My wife and I had been eating at Bombay Grill in the Idanha building since it opened and always liked it, but about three years ago, we noticed the food suddenly become engrossing, fuller and more highly flavored.
We eventually learned that this surge in quality was no happy accident, but the result of an ownership change. Bombay Grill is now owned by chef Mehar Singh and his wife Sukhvinder Kaur. Along with their son Paarmveer Singh, they are making and serving the most excellent Indian food in Boise.
The physical space of the restaurant, a few steps up from street level on the corner of 10th and Main streets, has not changed much since the Peter Schott restaurants of the 80s and 90s. As always, 10th Street Station is downstairs and any meal in a restaurant in this building must conclude with a cocktail in the basement bar, possibly the best bar in the world.

SUPPLIED INFORMATION:
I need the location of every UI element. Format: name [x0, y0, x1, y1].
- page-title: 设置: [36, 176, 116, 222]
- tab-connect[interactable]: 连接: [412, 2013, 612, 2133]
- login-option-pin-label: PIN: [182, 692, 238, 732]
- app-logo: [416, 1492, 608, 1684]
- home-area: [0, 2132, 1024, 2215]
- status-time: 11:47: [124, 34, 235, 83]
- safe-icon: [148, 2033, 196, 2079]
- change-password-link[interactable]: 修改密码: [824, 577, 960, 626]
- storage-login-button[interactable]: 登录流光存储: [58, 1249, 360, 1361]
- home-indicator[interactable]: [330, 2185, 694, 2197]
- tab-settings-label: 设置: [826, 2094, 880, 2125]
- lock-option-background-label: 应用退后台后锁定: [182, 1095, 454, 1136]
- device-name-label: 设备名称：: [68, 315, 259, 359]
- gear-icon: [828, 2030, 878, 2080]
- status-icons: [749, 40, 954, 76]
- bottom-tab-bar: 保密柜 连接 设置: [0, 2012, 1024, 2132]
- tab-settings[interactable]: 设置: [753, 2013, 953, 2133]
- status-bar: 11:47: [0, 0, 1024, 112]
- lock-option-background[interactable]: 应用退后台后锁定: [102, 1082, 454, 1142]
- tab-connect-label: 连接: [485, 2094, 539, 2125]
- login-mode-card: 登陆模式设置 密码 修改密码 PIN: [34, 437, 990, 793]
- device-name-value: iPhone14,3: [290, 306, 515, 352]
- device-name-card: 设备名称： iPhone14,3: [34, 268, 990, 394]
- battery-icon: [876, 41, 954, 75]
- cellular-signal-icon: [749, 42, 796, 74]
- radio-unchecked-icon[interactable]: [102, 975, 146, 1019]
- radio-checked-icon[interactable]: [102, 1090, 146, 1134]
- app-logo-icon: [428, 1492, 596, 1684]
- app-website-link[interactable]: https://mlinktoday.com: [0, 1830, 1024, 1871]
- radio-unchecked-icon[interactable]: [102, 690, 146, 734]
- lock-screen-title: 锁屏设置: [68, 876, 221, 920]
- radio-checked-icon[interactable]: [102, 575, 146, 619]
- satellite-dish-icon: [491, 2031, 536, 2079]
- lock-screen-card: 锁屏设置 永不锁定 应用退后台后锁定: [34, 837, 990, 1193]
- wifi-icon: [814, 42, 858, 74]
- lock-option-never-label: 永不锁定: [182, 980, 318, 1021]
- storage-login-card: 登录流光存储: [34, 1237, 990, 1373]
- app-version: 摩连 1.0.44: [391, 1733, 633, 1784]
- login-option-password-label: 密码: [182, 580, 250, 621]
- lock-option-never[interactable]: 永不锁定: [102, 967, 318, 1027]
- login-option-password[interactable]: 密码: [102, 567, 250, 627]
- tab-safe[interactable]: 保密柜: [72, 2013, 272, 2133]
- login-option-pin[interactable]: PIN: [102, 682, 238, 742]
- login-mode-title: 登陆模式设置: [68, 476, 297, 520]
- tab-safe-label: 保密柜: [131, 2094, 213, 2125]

WORK REQUEST 1:
In the text about Bombay Grill, rewrite the paragraph beginning "The physical space of the restaurant" as a bulleted list that keeps its main facts.
WORK REQUEST 2:
List every person named in the text about Bombay Grill.

REPLY 1:
- The restaurant is a few steps up from street level, on the corner of 10th and Main streets.
- The space has changed little since the Peter Schott restaurants of the 80s and 90s.
- 10th Street Station is downstairs.
- Any meal in a restaurant in the building must conclude with a cocktail in that basement bar, possibly the best bar in the world.

REPLY 2:
- Mehar Singh
- Sukhvinder Kaur
- Paarmveer Singh
- Peter Schott